**EXERCISE INSTRUCTIONS**
For every line in the records that has the word "illa", make a copy.
※
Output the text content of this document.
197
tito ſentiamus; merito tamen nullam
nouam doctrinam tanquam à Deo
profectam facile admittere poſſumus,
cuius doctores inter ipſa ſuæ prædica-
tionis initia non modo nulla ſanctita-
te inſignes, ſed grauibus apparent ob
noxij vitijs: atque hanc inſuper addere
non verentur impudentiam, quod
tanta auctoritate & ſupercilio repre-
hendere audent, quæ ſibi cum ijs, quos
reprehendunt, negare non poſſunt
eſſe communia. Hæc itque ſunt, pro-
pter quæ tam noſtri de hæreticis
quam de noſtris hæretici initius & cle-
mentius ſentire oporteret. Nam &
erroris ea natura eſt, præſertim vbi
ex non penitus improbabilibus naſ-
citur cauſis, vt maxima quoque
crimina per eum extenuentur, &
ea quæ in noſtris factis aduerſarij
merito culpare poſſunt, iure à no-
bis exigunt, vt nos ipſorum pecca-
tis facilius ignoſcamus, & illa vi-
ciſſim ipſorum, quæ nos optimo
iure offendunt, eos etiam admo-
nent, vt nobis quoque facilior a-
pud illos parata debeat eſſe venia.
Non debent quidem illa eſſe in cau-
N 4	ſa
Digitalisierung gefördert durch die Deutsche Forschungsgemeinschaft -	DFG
※
**OUTPUT**
tis facilius ignoſcamus, & illa vi-
Non debent quidem illa eſſe in cau-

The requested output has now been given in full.